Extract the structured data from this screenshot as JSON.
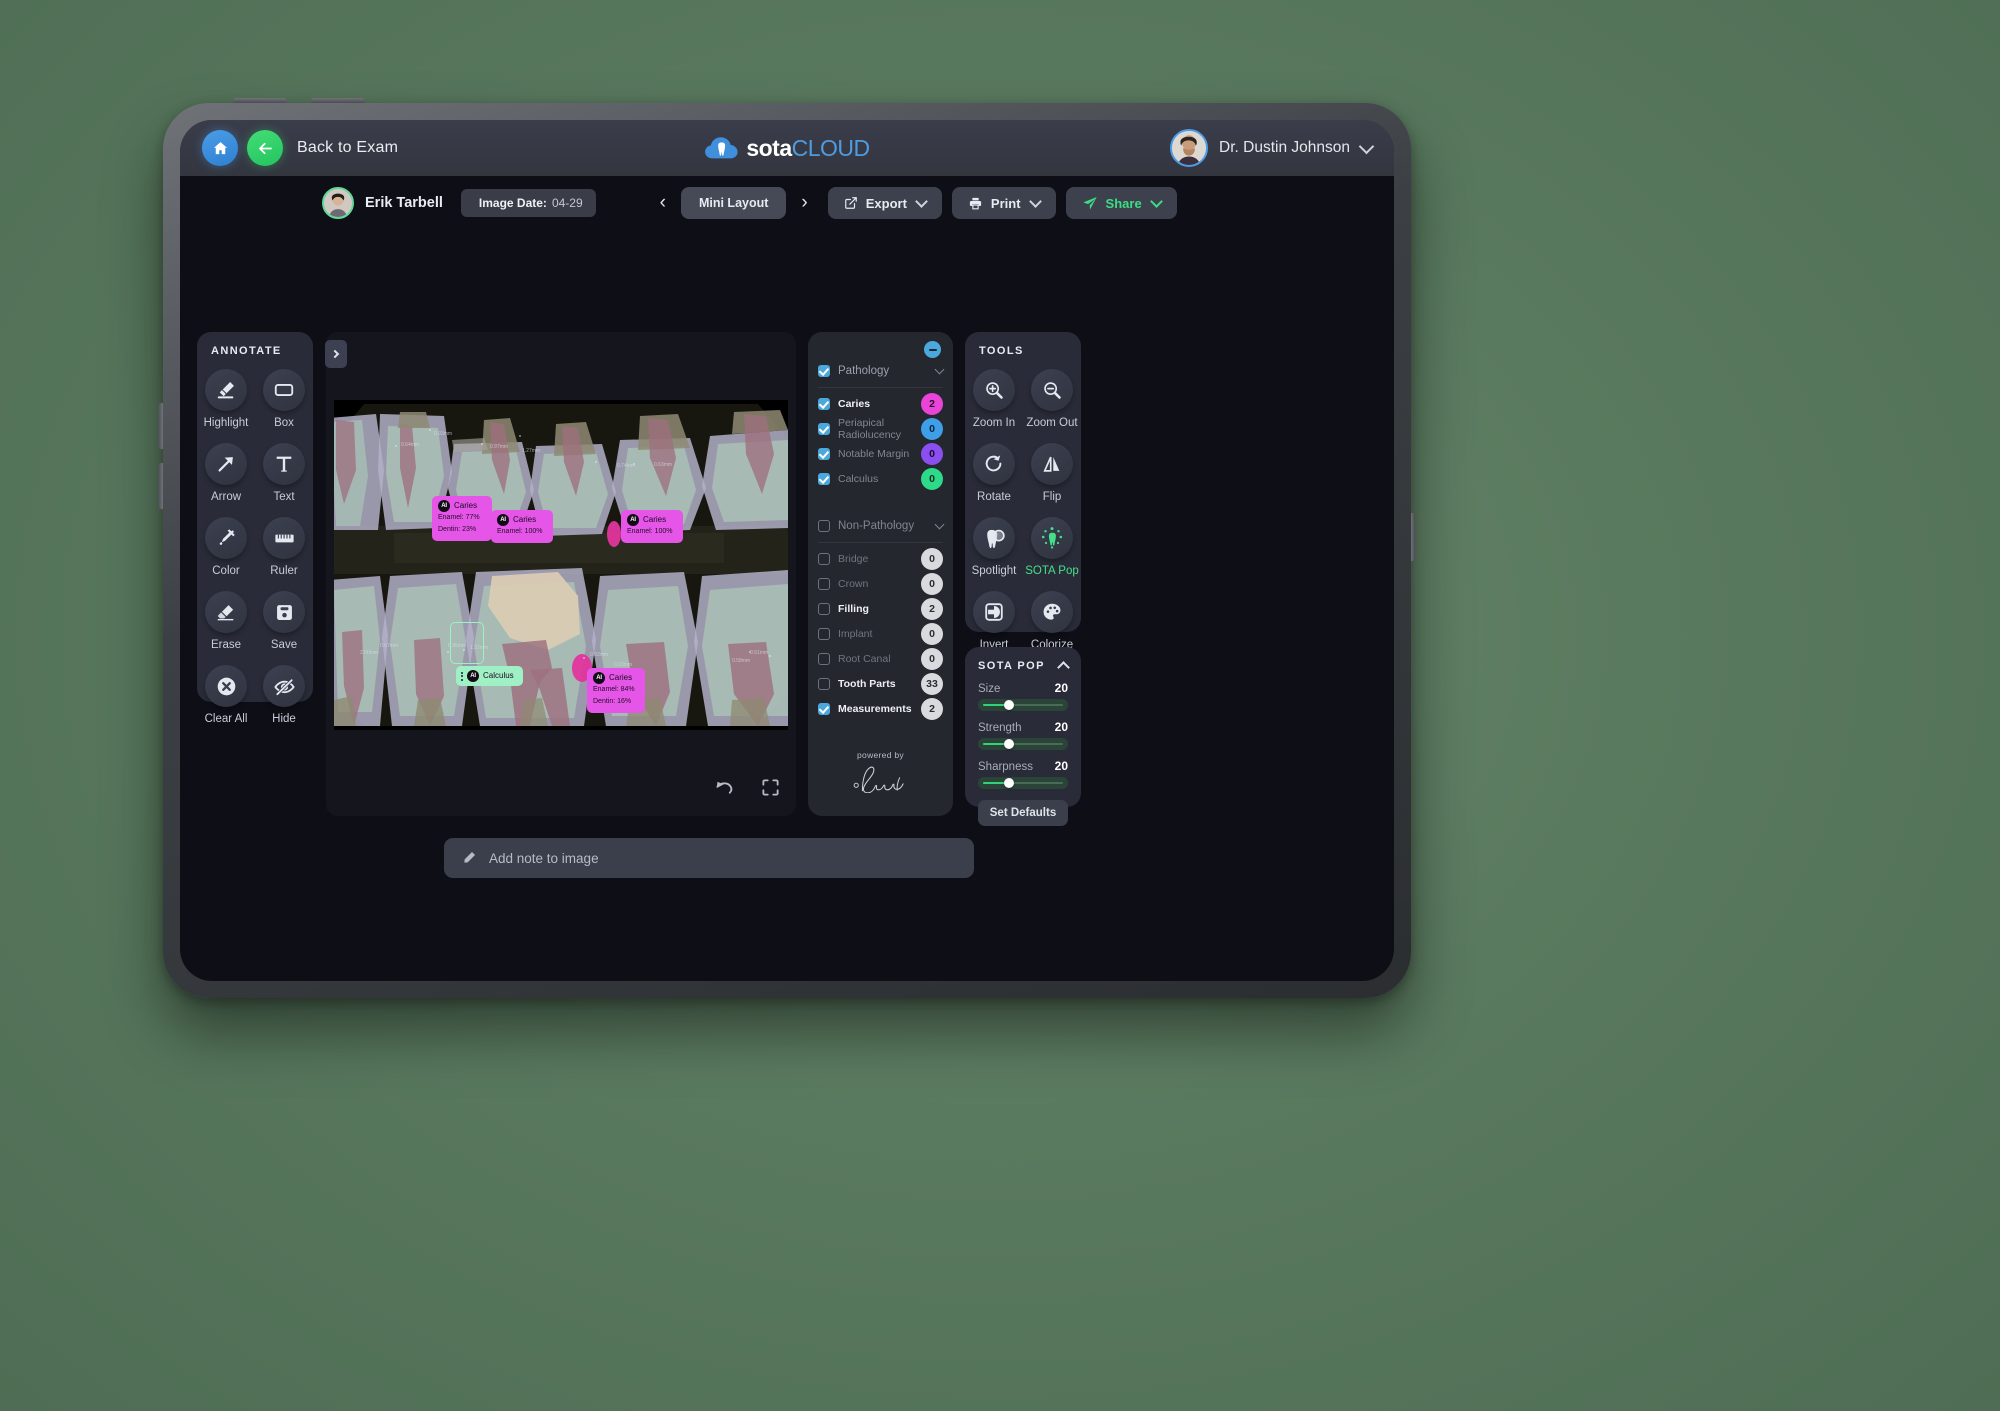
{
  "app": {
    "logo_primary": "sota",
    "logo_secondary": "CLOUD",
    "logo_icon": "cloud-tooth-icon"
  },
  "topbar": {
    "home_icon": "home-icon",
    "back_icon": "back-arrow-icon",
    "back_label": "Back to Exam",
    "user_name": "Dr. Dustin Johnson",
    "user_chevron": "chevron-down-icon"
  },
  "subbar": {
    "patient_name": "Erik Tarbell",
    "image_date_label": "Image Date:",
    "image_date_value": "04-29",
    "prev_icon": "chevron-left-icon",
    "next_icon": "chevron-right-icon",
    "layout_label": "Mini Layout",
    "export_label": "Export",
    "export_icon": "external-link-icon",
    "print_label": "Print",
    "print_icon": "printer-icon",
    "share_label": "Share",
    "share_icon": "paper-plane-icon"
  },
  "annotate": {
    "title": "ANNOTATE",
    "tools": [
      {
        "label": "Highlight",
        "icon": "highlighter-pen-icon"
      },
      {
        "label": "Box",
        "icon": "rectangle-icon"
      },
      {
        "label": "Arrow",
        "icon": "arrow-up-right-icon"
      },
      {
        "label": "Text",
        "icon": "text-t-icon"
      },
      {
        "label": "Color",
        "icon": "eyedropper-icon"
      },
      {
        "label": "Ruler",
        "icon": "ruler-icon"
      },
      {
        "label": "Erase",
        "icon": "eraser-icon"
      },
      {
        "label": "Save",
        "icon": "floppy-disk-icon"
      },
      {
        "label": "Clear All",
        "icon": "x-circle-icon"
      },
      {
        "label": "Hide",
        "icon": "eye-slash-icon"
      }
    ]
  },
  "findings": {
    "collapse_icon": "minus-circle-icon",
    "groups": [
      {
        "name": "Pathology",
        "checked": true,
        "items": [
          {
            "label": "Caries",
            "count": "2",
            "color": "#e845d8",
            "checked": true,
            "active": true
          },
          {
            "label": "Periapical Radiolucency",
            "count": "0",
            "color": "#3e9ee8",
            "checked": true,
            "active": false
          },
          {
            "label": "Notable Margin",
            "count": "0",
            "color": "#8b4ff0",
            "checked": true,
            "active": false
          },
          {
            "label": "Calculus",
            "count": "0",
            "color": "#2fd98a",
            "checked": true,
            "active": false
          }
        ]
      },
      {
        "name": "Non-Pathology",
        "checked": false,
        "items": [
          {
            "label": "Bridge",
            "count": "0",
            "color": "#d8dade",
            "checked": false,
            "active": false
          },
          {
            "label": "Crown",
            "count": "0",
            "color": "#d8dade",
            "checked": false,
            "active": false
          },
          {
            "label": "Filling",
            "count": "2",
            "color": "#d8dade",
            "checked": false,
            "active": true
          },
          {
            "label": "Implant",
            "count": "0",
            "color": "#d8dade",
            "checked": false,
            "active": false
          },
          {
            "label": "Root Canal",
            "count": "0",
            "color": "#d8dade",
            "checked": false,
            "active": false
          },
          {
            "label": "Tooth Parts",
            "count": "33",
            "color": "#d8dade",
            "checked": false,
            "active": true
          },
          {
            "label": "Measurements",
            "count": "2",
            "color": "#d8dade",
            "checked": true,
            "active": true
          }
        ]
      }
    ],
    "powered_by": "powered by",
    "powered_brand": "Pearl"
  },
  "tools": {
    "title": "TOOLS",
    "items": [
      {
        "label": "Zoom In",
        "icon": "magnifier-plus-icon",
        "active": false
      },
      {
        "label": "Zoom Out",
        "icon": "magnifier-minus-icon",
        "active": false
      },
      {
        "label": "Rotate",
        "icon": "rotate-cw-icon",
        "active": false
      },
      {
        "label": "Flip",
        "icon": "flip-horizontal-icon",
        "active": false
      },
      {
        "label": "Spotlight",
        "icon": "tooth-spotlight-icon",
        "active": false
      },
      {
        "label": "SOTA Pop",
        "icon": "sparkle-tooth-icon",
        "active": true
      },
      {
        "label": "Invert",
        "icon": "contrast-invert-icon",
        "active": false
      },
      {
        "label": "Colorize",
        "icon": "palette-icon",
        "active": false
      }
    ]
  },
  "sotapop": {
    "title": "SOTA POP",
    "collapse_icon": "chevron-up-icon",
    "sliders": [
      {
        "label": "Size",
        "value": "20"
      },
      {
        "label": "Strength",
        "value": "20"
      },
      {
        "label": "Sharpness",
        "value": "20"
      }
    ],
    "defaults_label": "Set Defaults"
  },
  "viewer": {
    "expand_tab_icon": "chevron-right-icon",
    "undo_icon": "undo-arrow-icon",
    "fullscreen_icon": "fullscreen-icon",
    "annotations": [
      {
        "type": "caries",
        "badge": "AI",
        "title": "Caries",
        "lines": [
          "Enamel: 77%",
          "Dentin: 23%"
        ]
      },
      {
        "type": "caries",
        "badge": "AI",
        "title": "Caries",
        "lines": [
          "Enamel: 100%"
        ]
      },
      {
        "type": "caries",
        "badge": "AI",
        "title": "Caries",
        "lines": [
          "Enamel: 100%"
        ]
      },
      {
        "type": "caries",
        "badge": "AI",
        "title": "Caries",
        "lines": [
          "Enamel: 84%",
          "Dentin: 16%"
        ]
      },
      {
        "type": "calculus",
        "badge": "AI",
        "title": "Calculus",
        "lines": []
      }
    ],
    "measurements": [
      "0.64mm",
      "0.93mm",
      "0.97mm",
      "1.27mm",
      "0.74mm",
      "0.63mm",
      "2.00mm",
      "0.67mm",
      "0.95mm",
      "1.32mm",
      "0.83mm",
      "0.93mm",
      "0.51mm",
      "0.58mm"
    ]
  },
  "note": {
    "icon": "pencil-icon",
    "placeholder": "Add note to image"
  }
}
++++++
▶ **Exercise prompt**:
Go through the records and gather the lines that hold "minus".

▶ **Correct response**:
    "collapse_icon": "minus-circle-icon",
        "icon": "magnifier-minus-icon",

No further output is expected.